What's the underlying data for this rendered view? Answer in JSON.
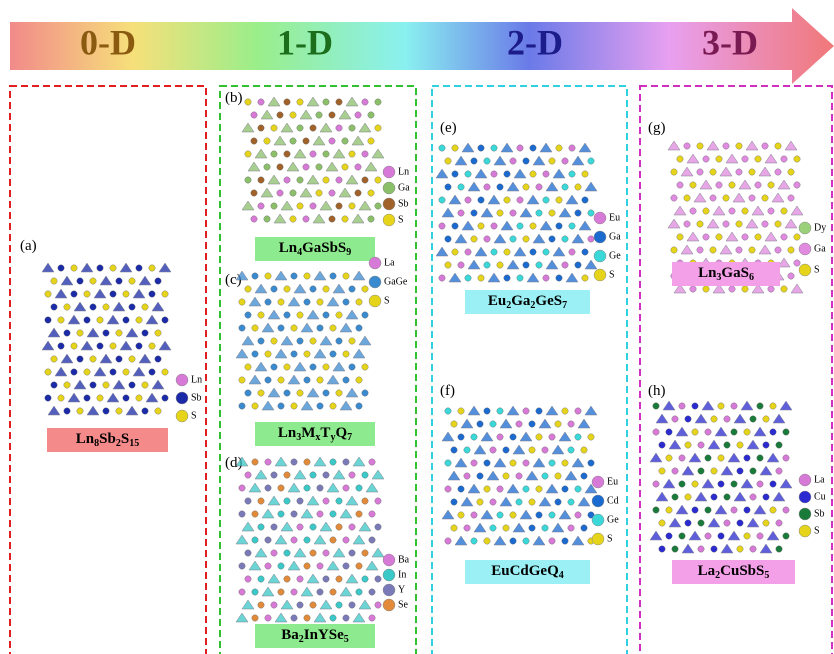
{
  "arrow": {
    "stages": [
      {
        "label": "0-D",
        "color": "#8a5a10"
      },
      {
        "label": "1-D",
        "color": "#1c6e1c"
      },
      {
        "label": "2-D",
        "color": "#1c1c8a"
      },
      {
        "label": "3-D",
        "color": "#7a1a52"
      }
    ]
  },
  "columns": [
    {
      "border": "#e02020",
      "panels": [
        {
          "letter": "(a)",
          "formula": [
            "Ln",
            "8",
            "Sb",
            "2",
            "S",
            "15"
          ],
          "label_color": "#f48a8a",
          "legend": [
            {
              "label": "Ln",
              "color": "#d77ad7"
            },
            {
              "label": "Sb",
              "color": "#1a2aa8"
            },
            {
              "label": "S",
              "color": "#e6d41a"
            }
          ]
        }
      ]
    },
    {
      "border": "#30c030",
      "panels": [
        {
          "letter": "(b)",
          "formula": [
            "Ln",
            "4",
            "GaSbS",
            "9"
          ],
          "label_color": "#8eea8e",
          "legend": [
            {
              "label": "Ln",
              "color": "#d77ad7"
            },
            {
              "label": "Ga",
              "color": "#8cbf6a"
            },
            {
              "label": "Sb",
              "color": "#a0622a"
            },
            {
              "label": "S",
              "color": "#e6d41a"
            }
          ]
        },
        {
          "letter": "(c)",
          "formula": [
            "Ln",
            "3",
            "M",
            "x",
            "T",
            "y",
            "Q",
            "7"
          ],
          "label_color": "#8eea8e",
          "legend": [
            {
              "label": "La",
              "color": "#d77ad7"
            },
            {
              "label": "GaGe",
              "color": "#3a8ad0"
            },
            {
              "label": "S",
              "color": "#e6d41a"
            }
          ]
        },
        {
          "letter": "(d)",
          "formula": [
            "Ba",
            "2",
            "InYSe",
            "5"
          ],
          "label_color": "#8eea8e",
          "legend": [
            {
              "label": "Ba",
              "color": "#d77ad7"
            },
            {
              "label": "In",
              "color": "#3ac8c8"
            },
            {
              "label": "Y",
              "color": "#7a7ab8"
            },
            {
              "label": "Se",
              "color": "#e08a3a"
            }
          ]
        }
      ]
    },
    {
      "border": "#30d0e0",
      "panels": [
        {
          "letter": "(e)",
          "formula": [
            "Eu",
            "2",
            "Ga",
            "2",
            "GeS",
            "7"
          ],
          "label_color": "#9af0f4",
          "legend": [
            {
              "label": "Eu",
              "color": "#d77ad7"
            },
            {
              "label": "Ga",
              "color": "#1a6ad0"
            },
            {
              "label": "Ge",
              "color": "#3ad8d8"
            },
            {
              "label": "S",
              "color": "#e6d41a"
            }
          ]
        },
        {
          "letter": "(f)",
          "formula": [
            "EuCdGeQ",
            "4"
          ],
          "label_color": "#9af0f4",
          "legend": [
            {
              "label": "Eu",
              "color": "#d77ad7"
            },
            {
              "label": "Cd",
              "color": "#1a6ad0"
            },
            {
              "label": "Ge",
              "color": "#3ad8d8"
            },
            {
              "label": "S",
              "color": "#e6d41a"
            }
          ]
        }
      ]
    },
    {
      "border": "#d030c0",
      "panels": [
        {
          "letter": "(g)",
          "formula": [
            "Ln",
            "3",
            "GaS",
            "6"
          ],
          "label_color": "#f4a0e8",
          "legend": [
            {
              "label": "Dy",
              "color": "#9ad07a"
            },
            {
              "label": "Ga",
              "color": "#e08ae0"
            },
            {
              "label": "S",
              "color": "#e6d41a"
            }
          ]
        },
        {
          "letter": "(h)",
          "formula": [
            "La",
            "2",
            "CuSbS",
            "5"
          ],
          "label_color": "#f4a0e8",
          "legend": [
            {
              "label": "La",
              "color": "#d77ad7"
            },
            {
              "label": "Cu",
              "color": "#2a2ad0"
            },
            {
              "label": "Sb",
              "color": "#1a7a3a"
            },
            {
              "label": "S",
              "color": "#e6d41a"
            }
          ]
        }
      ]
    }
  ]
}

==============================

* [Required task]
Take every line from the data that contains the word "letter".

* [Task answer]
          "letter": "(a)",
          "letter": "(b)",
          "letter": "(c)",
          "letter": "(d)",
          "letter": "(e)",
          "letter": "(f)",
          "letter": "(g)",
          "letter": "(h)",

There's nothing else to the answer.